Transcribe the entries below exactly; leave every image out.
*****
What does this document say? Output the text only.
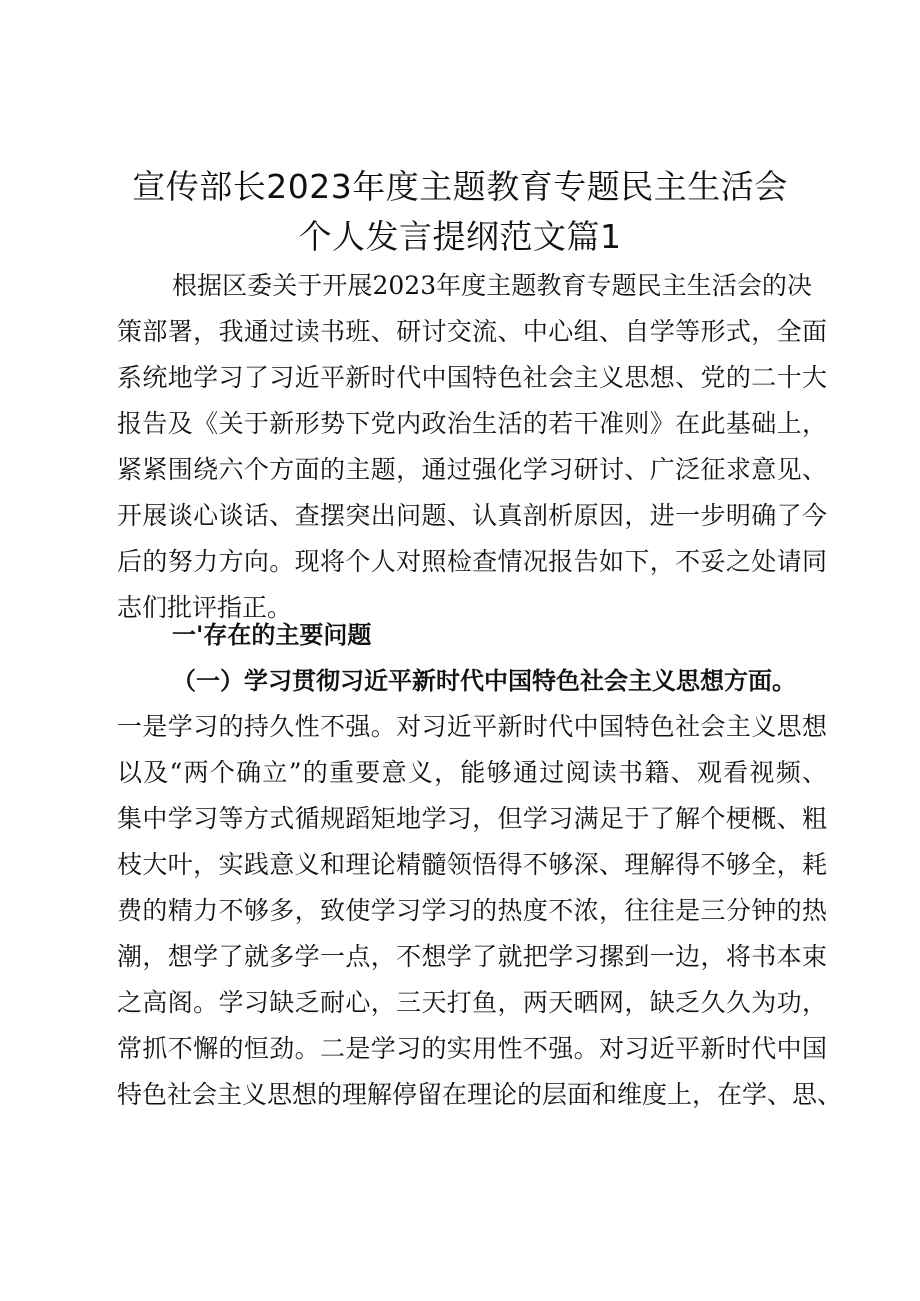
宣传部长2023年度主题教育专题民主生活会
个人发言提纲范文篇1
根据区委关于开展2023年度主题教育专题民主生活会的决
策部署，我通过读书班、研讨交流、中心组、自学等形式，全面
系统地学习了习近平新时代中国特色社会主义思想、党的二十大
报告及《关于新形势下党内政治生活的若干准则》在此基础上，
紧紧围绕六个方面的主题，通过强化学习研讨、广泛征求意见、
开展谈心谈话、查摆突出问题、认真剖析原因，进一步明确了今
后的努力方向。现将个人对照检查情况报告如下，不妥之处请同
志们批评指正。
一'存在的主要问题
（一）学习贯彻习近平新时代中国特色社会主义思想方面。
一是学习的持久性不强。对习近平新时代中国特色社会主义思想
以及“两个确立”的重要意义，能够通过阅读书籍、观看视频、
集中学习等方式循规蹈矩地学习，但学习满足于了解个梗概、粗
枝大叶，实践意义和理论精髓领悟得不够深、理解得不够全，耗
费的精力不够多，致使学习学习的热度不浓，往往是三分钟的热
潮，想学了就多学一点，不想学了就把学习摞到一边，将书本束
之高阁。学习缺乏耐心，三天打鱼，两天晒网，缺乏久久为功，
常抓不懈的恒劲。二是学习的实用性不强。对习近平新时代中国
特色社会主义思想的理解停留在理论的层面和维度上，在学、思、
*****
▶ Task response:
What does this document say? Output the text only.
宣传部长2023年度主题教育专题民主生活会
个人发言提纲范文篇1
根据区委关于开展2023年度主题教育专题民主生活会的决
策部署，我通过读书班、研讨交流、中心组、自学等形式，全面
系统地学习了习近平新时代中国特色社会主义思想、党的二十大
报告及《关于新形势下党内政治生活的若干准则》在此基础上，
紧紧围绕六个方面的主题，通过强化学习研讨、广泛征求意见、
开展谈心谈话、查摆突出问题、认真剖析原因，进一步明确了今
后的努力方向。现将个人对照检查情况报告如下，不妥之处请同
志们批评指正。
一'存在的主要问题
（一）学习贯彻习近平新时代中国特色社会主义思想方面。
一是学习的持久性不强。对习近平新时代中国特色社会主义思想
以及“两个确立”的重要意义，能够通过阅读书籍、观看视频、
集中学习等方式循规蹈矩地学习，但学习满足于了解个梗概、粗
枝大叶，实践意义和理论精髓领悟得不够深、理解得不够全，耗
费的精力不够多，致使学习学习的热度不浓，往往是三分钟的热
潮，想学了就多学一点，不想学了就把学习摞到一边，将书本束
之高阁。学习缺乏耐心，三天打鱼，两天晒网，缺乏久久为功，
常抓不懈的恒劲。二是学习的实用性不强。对习近平新时代中国
特色社会主义思想的理解停留在理论的层面和维度上，在学、思、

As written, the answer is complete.